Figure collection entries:
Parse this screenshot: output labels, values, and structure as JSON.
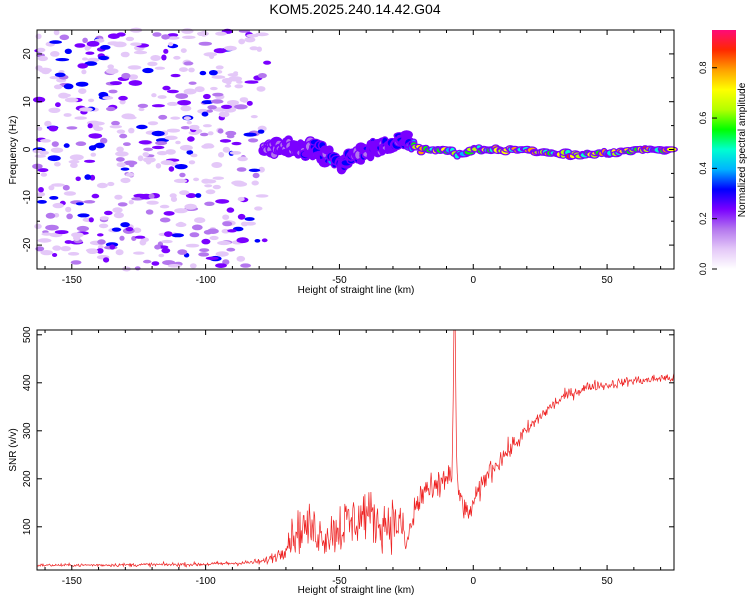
{
  "title": "KOM5.2025.240.14.42.G04",
  "colors": {
    "snr_line": "#ee2222",
    "frame": "#000000",
    "background": "#ffffff",
    "colormap": [
      "#ffffff",
      "#e4c8f8",
      "#b477ee",
      "#7a00ff",
      "#0000ff",
      "#00b4ff",
      "#00ffd0",
      "#00ff00",
      "#b4ff00",
      "#ffff00",
      "#ffa000",
      "#ff2800",
      "#ff0a78"
    ]
  },
  "chart_data": [
    {
      "type": "heatmap",
      "name": "spectrogram",
      "xlabel": "Height of straight line (km)",
      "ylabel": "Frequency (Hz)",
      "xlim": [
        -163,
        75
      ],
      "ylim": [
        -25,
        25
      ],
      "xticks": [
        -150,
        -100,
        -50,
        0,
        50
      ],
      "xticklabels": [
        "-150",
        "-100",
        "-50",
        "0",
        "50"
      ],
      "yticks": [
        -20,
        -10,
        0,
        10,
        20
      ],
      "yticklabels": [
        "-20",
        "-10",
        "0",
        "10",
        "20"
      ],
      "colorbar": {
        "label": "Normalized spectral amplitude",
        "range": [
          0,
          0.95
        ],
        "ticks": [
          0,
          0.2,
          0.4,
          0.6,
          0.8
        ],
        "ticklabels": [
          "0.0",
          "0.2",
          "0.4",
          "0.6",
          "0.8"
        ]
      },
      "noise_region": {
        "x": [
          -163,
          -77
        ],
        "amplitude": [
          0.05,
          0.35
        ]
      },
      "signal_track": {
        "x": [
          -78,
          -70,
          -65,
          -60,
          -55,
          -50,
          -45,
          -40,
          -35,
          -30,
          -25,
          -20,
          -15,
          -10,
          -5,
          0,
          10,
          20,
          30,
          40,
          50,
          60,
          70,
          75
        ],
        "freq": [
          0.5,
          0.5,
          -0.5,
          0,
          -1,
          -3,
          -1,
          -0.5,
          0.5,
          1,
          2,
          0,
          0,
          0,
          -1,
          0,
          0,
          0,
          -1,
          -1,
          -1,
          0,
          0,
          0
        ],
        "spread": [
          3,
          3,
          3,
          3,
          3,
          2.5,
          2.5,
          2.5,
          2.5,
          2.5,
          2,
          1.2,
          1,
          1,
          1,
          0.8,
          0.8,
          0.8,
          0.8,
          0.8,
          0.8,
          0.8,
          0.8,
          0.8
        ],
        "amplitude": [
          0.2,
          0.25,
          0.3,
          0.3,
          0.35,
          0.35,
          0.3,
          0.3,
          0.3,
          0.3,
          0.35,
          0.8,
          0.9,
          0.7,
          0.55,
          0.7,
          0.75,
          0.8,
          0.85,
          0.85,
          0.8,
          0.8,
          0.85,
          0.85
        ]
      }
    },
    {
      "type": "line",
      "name": "snr",
      "xlabel": "Height of straight line (km)",
      "ylabel": "SNR (v/v)",
      "xlim": [
        -163,
        75
      ],
      "ylim": [
        10,
        510
      ],
      "xticks": [
        -150,
        -100,
        -50,
        0,
        50
      ],
      "xticklabels": [
        "-150",
        "-100",
        "-50",
        "0",
        "50"
      ],
      "yticks": [
        100,
        200,
        300,
        400,
        500
      ],
      "yticklabels": [
        "100",
        "200",
        "300",
        "400",
        "500"
      ],
      "series": [
        {
          "name": "SNR",
          "x": [
            -163,
            -150,
            -120,
            -100,
            -85,
            -78,
            -72,
            -68,
            -63,
            -58,
            -55,
            -50,
            -45,
            -40,
            -35,
            -30,
            -27,
            -25,
            -22,
            -18,
            -15,
            -12,
            -10,
            -8,
            -7,
            -6,
            -4,
            -2,
            0,
            3,
            5,
            10,
            15,
            20,
            25,
            30,
            35,
            40,
            45,
            50,
            55,
            60,
            65,
            70,
            75
          ],
          "y": [
            20,
            20,
            21,
            22,
            25,
            28,
            45,
            80,
            100,
            90,
            80,
            100,
            110,
            130,
            105,
            110,
            105,
            60,
            130,
            180,
            170,
            190,
            210,
            200,
            510,
            180,
            150,
            120,
            150,
            180,
            210,
            240,
            270,
            300,
            330,
            355,
            375,
            385,
            395,
            395,
            400,
            405,
            405,
            410,
            410
          ],
          "amplitude": [
            3,
            3,
            4,
            4,
            5,
            7,
            15,
            35,
            50,
            45,
            40,
            60,
            55,
            55,
            50,
            55,
            50,
            25,
            45,
            40,
            30,
            35,
            40,
            30,
            0,
            40,
            30,
            20,
            20,
            25,
            25,
            22,
            20,
            18,
            15,
            14,
            12,
            12,
            11,
            10,
            10,
            10,
            10,
            10,
            10
          ]
        }
      ]
    }
  ]
}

Given problem: Keep the pictures out of the copy and write out the data exactly as it stands.

Final answer:
Parse this screenshot: output labels, values, and structure as JSON.
{
  "title": "KOM5.2025.240.14.42.G04",
  "colors": {
    "snr_line": "#ee2222",
    "frame": "#000000",
    "background": "#ffffff",
    "colormap": [
      "#ffffff",
      "#e4c8f8",
      "#b477ee",
      "#7a00ff",
      "#0000ff",
      "#00b4ff",
      "#00ffd0",
      "#00ff00",
      "#b4ff00",
      "#ffff00",
      "#ffa000",
      "#ff2800",
      "#ff0a78"
    ]
  },
  "chart_data": [
    {
      "type": "heatmap",
      "name": "spectrogram",
      "xlabel": "Height of straight line (km)",
      "ylabel": "Frequency (Hz)",
      "xlim": [
        -163,
        75
      ],
      "ylim": [
        -25,
        25
      ],
      "xticks": [
        -150,
        -100,
        -50,
        0,
        50
      ],
      "xticklabels": [
        "-150",
        "-100",
        "-50",
        "0",
        "50"
      ],
      "yticks": [
        -20,
        -10,
        0,
        10,
        20
      ],
      "yticklabels": [
        "-20",
        "-10",
        "0",
        "10",
        "20"
      ],
      "colorbar": {
        "label": "Normalized spectral amplitude",
        "range": [
          0,
          0.95
        ],
        "ticks": [
          0,
          0.2,
          0.4,
          0.6,
          0.8
        ],
        "ticklabels": [
          "0.0",
          "0.2",
          "0.4",
          "0.6",
          "0.8"
        ]
      },
      "noise_region": {
        "x": [
          -163,
          -77
        ],
        "amplitude": [
          0.05,
          0.35
        ]
      },
      "signal_track": {
        "x": [
          -78,
          -70,
          -65,
          -60,
          -55,
          -50,
          -45,
          -40,
          -35,
          -30,
          -25,
          -20,
          -15,
          -10,
          -5,
          0,
          10,
          20,
          30,
          40,
          50,
          60,
          70,
          75
        ],
        "freq": [
          0.5,
          0.5,
          -0.5,
          0,
          -1,
          -3,
          -1,
          -0.5,
          0.5,
          1,
          2,
          0,
          0,
          0,
          -1,
          0,
          0,
          0,
          -1,
          -1,
          -1,
          0,
          0,
          0
        ],
        "spread": [
          3,
          3,
          3,
          3,
          3,
          2.5,
          2.5,
          2.5,
          2.5,
          2.5,
          2,
          1.2,
          1,
          1,
          1,
          0.8,
          0.8,
          0.8,
          0.8,
          0.8,
          0.8,
          0.8,
          0.8,
          0.8
        ],
        "amplitude": [
          0.2,
          0.25,
          0.3,
          0.3,
          0.35,
          0.35,
          0.3,
          0.3,
          0.3,
          0.3,
          0.35,
          0.8,
          0.9,
          0.7,
          0.55,
          0.7,
          0.75,
          0.8,
          0.85,
          0.85,
          0.8,
          0.8,
          0.85,
          0.85
        ]
      }
    },
    {
      "type": "line",
      "name": "snr",
      "xlabel": "Height of straight line (km)",
      "ylabel": "SNR (v/v)",
      "xlim": [
        -163,
        75
      ],
      "ylim": [
        10,
        510
      ],
      "xticks": [
        -150,
        -100,
        -50,
        0,
        50
      ],
      "xticklabels": [
        "-150",
        "-100",
        "-50",
        "0",
        "50"
      ],
      "yticks": [
        100,
        200,
        300,
        400,
        500
      ],
      "yticklabels": [
        "100",
        "200",
        "300",
        "400",
        "500"
      ],
      "series": [
        {
          "name": "SNR",
          "x": [
            -163,
            -150,
            -120,
            -100,
            -85,
            -78,
            -72,
            -68,
            -63,
            -58,
            -55,
            -50,
            -45,
            -40,
            -35,
            -30,
            -27,
            -25,
            -22,
            -18,
            -15,
            -12,
            -10,
            -8,
            -7,
            -6,
            -4,
            -2,
            0,
            3,
            5,
            10,
            15,
            20,
            25,
            30,
            35,
            40,
            45,
            50,
            55,
            60,
            65,
            70,
            75
          ],
          "y": [
            20,
            20,
            21,
            22,
            25,
            28,
            45,
            80,
            100,
            90,
            80,
            100,
            110,
            130,
            105,
            110,
            105,
            60,
            130,
            180,
            170,
            190,
            210,
            200,
            510,
            180,
            150,
            120,
            150,
            180,
            210,
            240,
            270,
            300,
            330,
            355,
            375,
            385,
            395,
            395,
            400,
            405,
            405,
            410,
            410
          ],
          "amplitude": [
            3,
            3,
            4,
            4,
            5,
            7,
            15,
            35,
            50,
            45,
            40,
            60,
            55,
            55,
            50,
            55,
            50,
            25,
            45,
            40,
            30,
            35,
            40,
            30,
            0,
            40,
            30,
            20,
            20,
            25,
            25,
            22,
            20,
            18,
            15,
            14,
            12,
            12,
            11,
            10,
            10,
            10,
            10,
            10,
            10
          ]
        }
      ]
    }
  ]
}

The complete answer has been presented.